**Written request:**
Narrow the data below down to the lines containing "religiosas".

**Exercise inputs:**

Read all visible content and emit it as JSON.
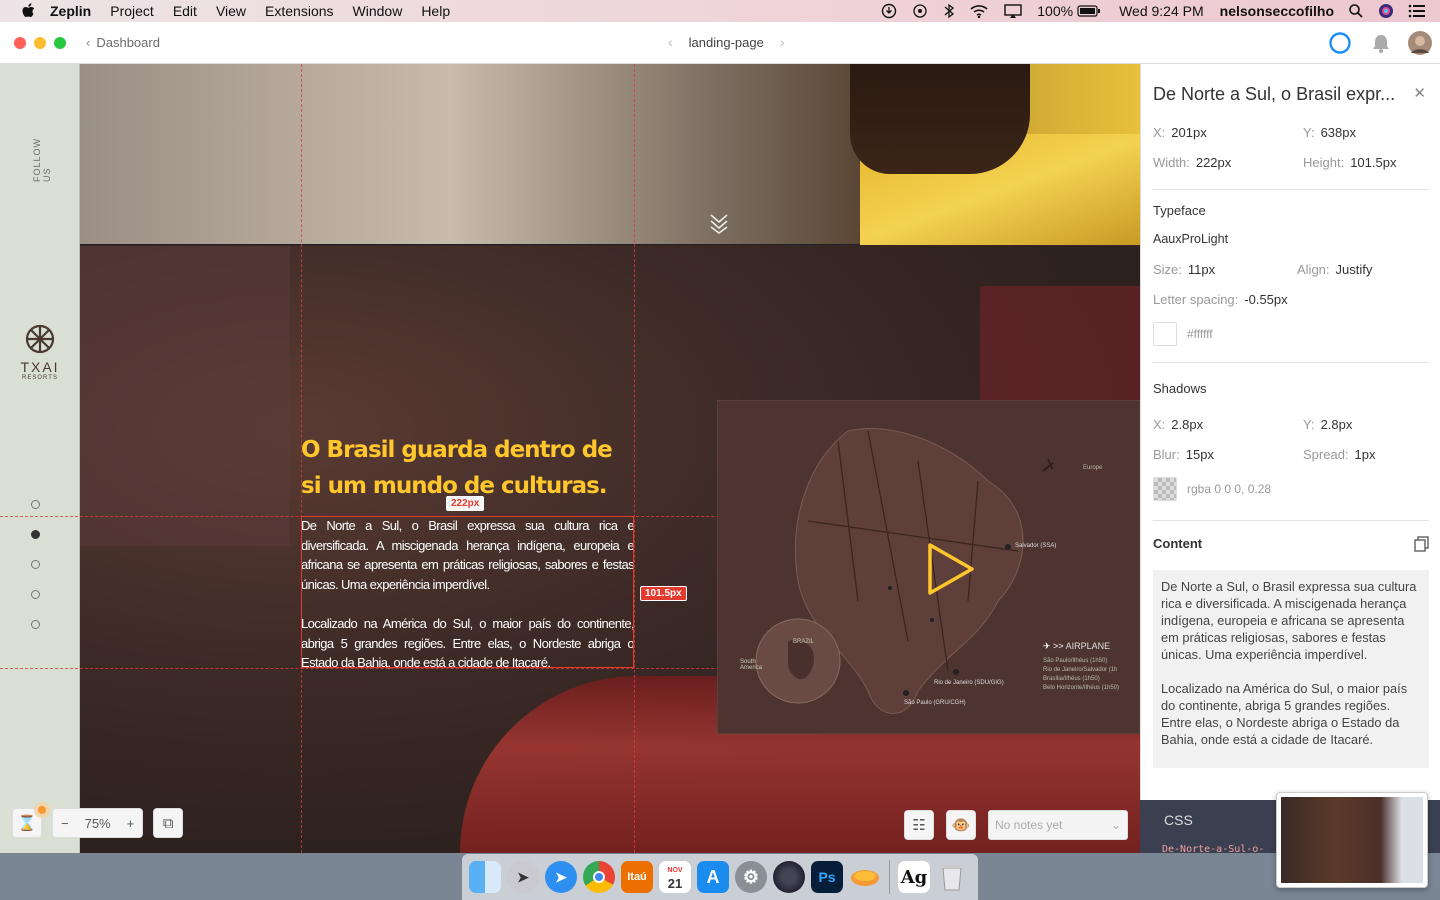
{
  "menubar": {
    "app": "Zeplin",
    "items": [
      "Project",
      "Edit",
      "View",
      "Extensions",
      "Window",
      "Help"
    ],
    "battery": "100%",
    "clock": "Wed 9:24 PM",
    "user": "nelsonseccofilho"
  },
  "toolbar": {
    "back_label": "Dashboard",
    "screen_name": "landing-page"
  },
  "canvas": {
    "follow_us": "FOLLOW US",
    "brand_name": "TXAI",
    "brand_sub": "RESORTS",
    "headline_line1": "O Brasil guarda dentro de",
    "headline_line2": "si um mundo de culturas.",
    "body_p1": "De Norte a Sul, o Brasil expressa sua cultura rica e diversificada. A miscigenada herança indígena, europeia e africana se apresenta em práticas religiosas, sabores e festas únicas. Uma experiência imperdível.",
    "body_p2": "Localizado na América do Sul, o maior país do continente, abriga 5 grandes regiões. Entre elas, o Nordeste abriga o Estado da Bahia, onde está a cidade de Itacaré.",
    "width_tag": "222px",
    "height_tag": "101.5px",
    "map_airplane": "AIRPLANE",
    "map_city1": "Salvador (SSA)",
    "map_city2": "Rio de Janeiro (SDU/GIG)",
    "map_city3": "São Paulo (GRU/CGH)",
    "map_europe": "Europe",
    "map_brazil": "BRAZIL",
    "map_south_america": "South America",
    "map_routes": [
      "São Paulo/Ilhéus (1h50)",
      "Rio de Janeiro/Salvador (1h",
      "Brasília/Ilhéus (1h50)",
      "Belo Horizonte/Ilhéus (1h50)"
    ]
  },
  "controls": {
    "zoom": "75%",
    "notes_placeholder": "No notes yet"
  },
  "panel": {
    "title": "De Norte a Sul, o Brasil expr...",
    "x_label": "X:",
    "x_value": "201px",
    "y_label": "Y:",
    "y_value": "638px",
    "width_label": "Width:",
    "width_value": "222px",
    "height_label": "Height:",
    "height_value": "101.5px",
    "typeface_header": "Typeface",
    "typeface_value": "AauxProLight",
    "size_label": "Size:",
    "size_value": "11px",
    "align_label": "Align:",
    "align_value": "Justify",
    "ls_label": "Letter spacing:",
    "ls_value": "-0.55px",
    "color_value": "#ffffff",
    "shadows_header": "Shadows",
    "sx_label": "X:",
    "sx_value": "2.8px",
    "sy_label": "Y:",
    "sy_value": "2.8px",
    "blur_label": "Blur:",
    "blur_value": "15px",
    "spread_label": "Spread:",
    "spread_value": "1px",
    "shadow_color": "rgba 0 0 0, 0.28",
    "content_header": "Content",
    "content_p1": "De Norte a Sul, o Brasil expressa sua cultura rica e diversificada. A miscigenada herança indígena, europeia e africana se apresenta em práticas religiosas, sabores e festas únicas. Uma experiência imperdível.",
    "content_p2": "Localizado na América do Sul, o maior país do continente, abriga 5 grandes regiões. Entre elas, o Nordeste abriga o Estado da Bahia, onde está a cidade de Itacaré.",
    "css_label": "CSS",
    "css_code": "De-Norte-a-Sul-o-"
  },
  "dock": {
    "itau_label": "Itaú",
    "calendar_month": "NOV",
    "calendar_day": "21",
    "ps_label": "Ps",
    "font_label": "Ag"
  },
  "colors": {
    "accent_yellow": "#ffc72c",
    "selection_red": "#e23a2f",
    "zeplin_orange": "#f69833"
  }
}
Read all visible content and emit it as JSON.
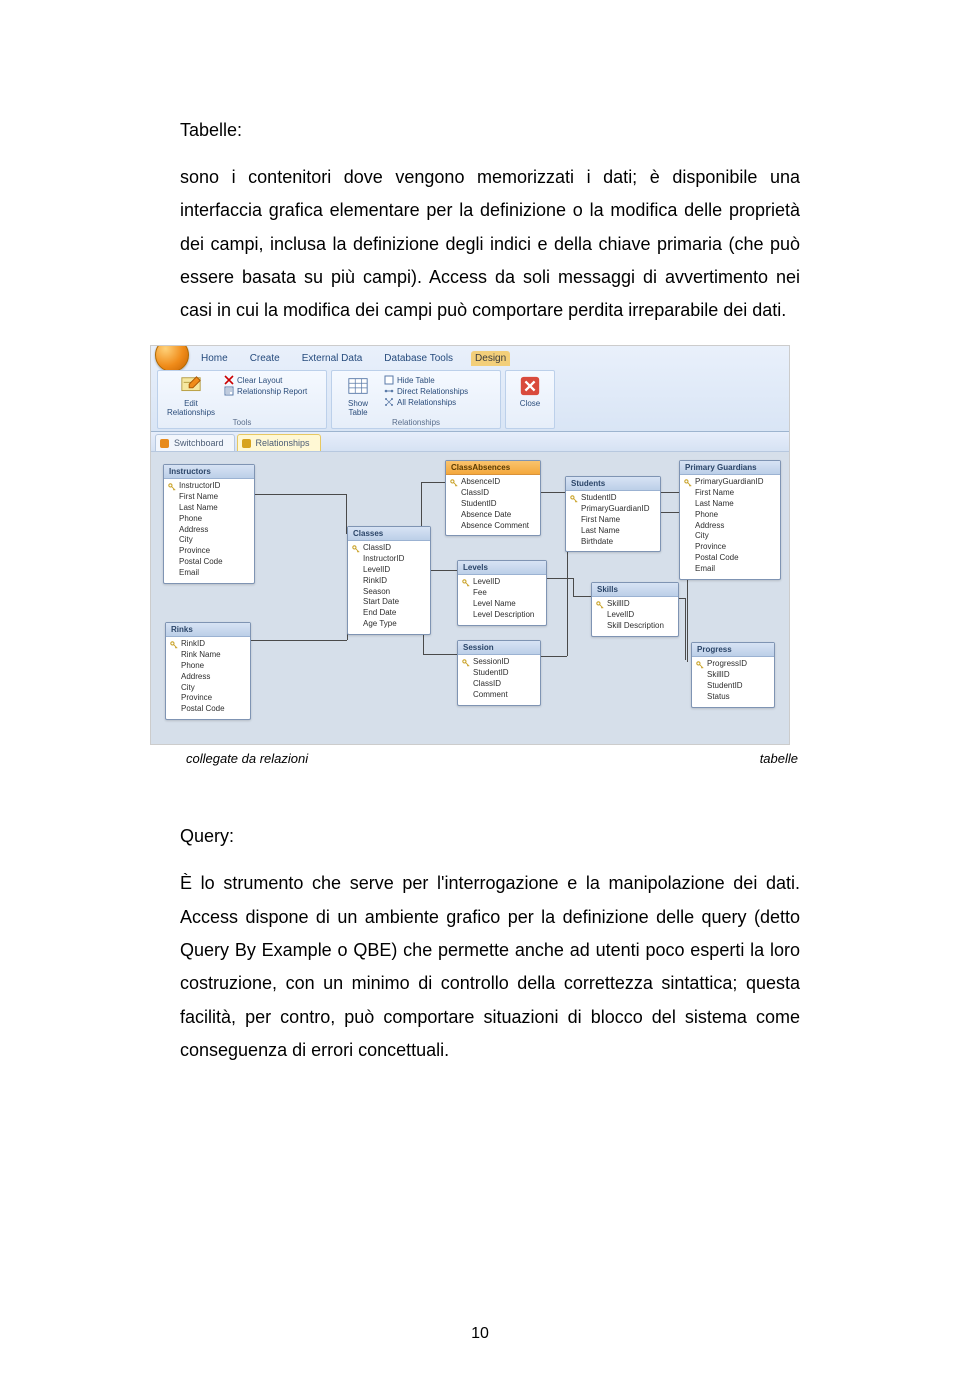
{
  "section1_title": "Tabelle:",
  "para1": "sono i contenitori dove vengono memorizzati i dati; è disponibile una interfaccia grafica elementare per la definizione o la modifica delle proprietà dei campi, inclusa la definizione degli indici e della chiave primaria (che può essere basata su più campi). Access da soli messaggi di avvertimento nei casi in cui la modifica dei campi può comportare perdita irreparabile dei dati.",
  "caption_left": "collegate da relazioni",
  "caption_right": "tabelle",
  "section2_title": "Query:",
  "para2": "È lo strumento che serve per l'interrogazione e la manipolazione dei dati. Access dispone di un ambiente grafico per la definizione delle query (detto Query By Example o QBE) che permette anche ad utenti poco esperti la loro costruzione, con un minimo di controllo della correttezza sintattica; questa facilità, per contro, può comportare situazioni di blocco del sistema come conseguenza di errori concettuali.",
  "page_number": "10",
  "fig": {
    "ribbon": {
      "tabs": [
        "Home",
        "Create",
        "External Data",
        "Database Tools",
        "Design"
      ],
      "active_tab_index": 4,
      "group1": {
        "label": "Tools",
        "big": "Edit Relationships",
        "rows": [
          "Clear Layout",
          "Relationship Report"
        ]
      },
      "group2": {
        "label": "Relationships",
        "big": "Show Table",
        "rows": [
          "Hide Table",
          "Direct Relationships",
          "All Relationships"
        ]
      },
      "group3": {
        "big": "Close"
      }
    },
    "doctabs": {
      "items": [
        "Switchboard",
        "Relationships"
      ],
      "active_index": 1
    },
    "tables": {
      "instructors": {
        "title": "Instructors",
        "fields": [
          "InstructorID",
          "First Name",
          "Last Name",
          "Phone",
          "Address",
          "City",
          "Province",
          "Postal Code",
          "Email"
        ],
        "keys": [
          0
        ]
      },
      "rinks": {
        "title": "Rinks",
        "fields": [
          "RinkID",
          "Rink Name",
          "Phone",
          "Address",
          "City",
          "Province",
          "Postal Code"
        ],
        "keys": [
          0
        ]
      },
      "classes": {
        "title": "Classes",
        "fields": [
          "ClassID",
          "InstructorID",
          "LevelID",
          "RinkID",
          "Season",
          "Start Date",
          "End Date",
          "Age Type"
        ],
        "keys": [
          0
        ]
      },
      "classabs": {
        "title": "ClassAbsences",
        "fields": [
          "AbsenceID",
          "ClassID",
          "StudentID",
          "Absence Date",
          "Absence Comment"
        ],
        "keys": [
          0
        ]
      },
      "levels": {
        "title": "Levels",
        "fields": [
          "LevelID",
          "Fee",
          "Level Name",
          "Level Description"
        ],
        "keys": [
          0
        ]
      },
      "session": {
        "title": "Session",
        "fields": [
          "SessionID",
          "StudentID",
          "ClassID",
          "Comment"
        ],
        "keys": [
          0
        ]
      },
      "students": {
        "title": "Students",
        "fields": [
          "StudentID",
          "PrimaryGuardianID",
          "First Name",
          "Last Name",
          "Birthdate"
        ],
        "keys": [
          0
        ]
      },
      "skills": {
        "title": "Skills",
        "fields": [
          "SkillID",
          "LevelID",
          "Skill Description"
        ],
        "keys": [
          0
        ]
      },
      "guardians": {
        "title": "Primary Guardians",
        "fields": [
          "PrimaryGuardianID",
          "First Name",
          "Last Name",
          "Phone",
          "Address",
          "City",
          "Province",
          "Postal Code",
          "Email"
        ],
        "keys": [
          0
        ]
      },
      "progress": {
        "title": "Progress",
        "fields": [
          "ProgressID",
          "SkillID",
          "StudentID",
          "Status"
        ],
        "keys": [
          0
        ]
      }
    }
  }
}
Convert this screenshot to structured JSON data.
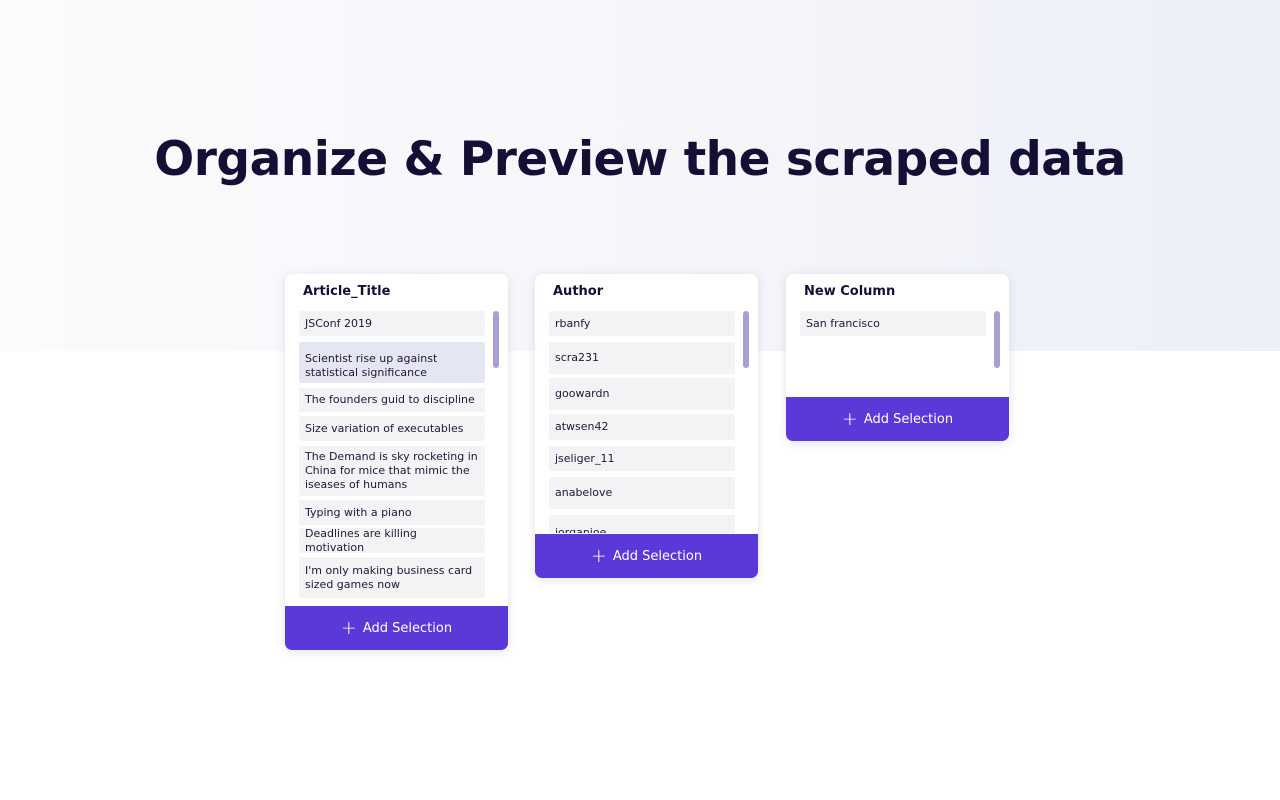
{
  "page": {
    "title": "Organize & Preview the scraped data"
  },
  "colors": {
    "accent": "#5b38d8",
    "scrollbar": "#a99fd2",
    "item_bg": "#f3f3f5",
    "selected_item_bg": "#e4e7f2",
    "title": "#150f35"
  },
  "columns": [
    {
      "title": "Article_Title",
      "items": [
        "JSConf 2019",
        "Scientist rise up against statistical significance",
        "The founders guid to discipline",
        "Size variation of executables",
        "The Demand is sky rocketing in  China for mice that mimic the iseases of humans",
        "Typing with a piano",
        "Deadlines are killing motivation",
        "I'm only making business card sized games now"
      ],
      "selected_index": 1,
      "add_label": "Add Selection",
      "add_icon": "plus-icon"
    },
    {
      "title": "Author",
      "items": [
        "rbanfy",
        "scra231",
        "goowardn",
        "atwsen42",
        "jseliger_11",
        "anabelove",
        "jorganjoe"
      ],
      "add_label": "Add Selection",
      "add_icon": "plus-icon"
    },
    {
      "title": "New Column",
      "items": [
        "San francisco"
      ],
      "add_label": "Add Selection",
      "add_icon": "plus-icon"
    }
  ]
}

**Task output:**
    "body_p1": "De Norte a Sul, o Brasil expressa sua cultura rica e diversificada. A miscigenada herança indígena, europeia e africana se apresenta em práticas religiosas, sabores e festas únicas. Uma experiência imperdível.",
    "content_p1": "De Norte a Sul, o Brasil expressa sua cultura rica e diversificada. A miscigenada herança indígena, europeia e africana se apresenta em práticas religiosas, sabores e festas únicas. Uma experiência imperdível.",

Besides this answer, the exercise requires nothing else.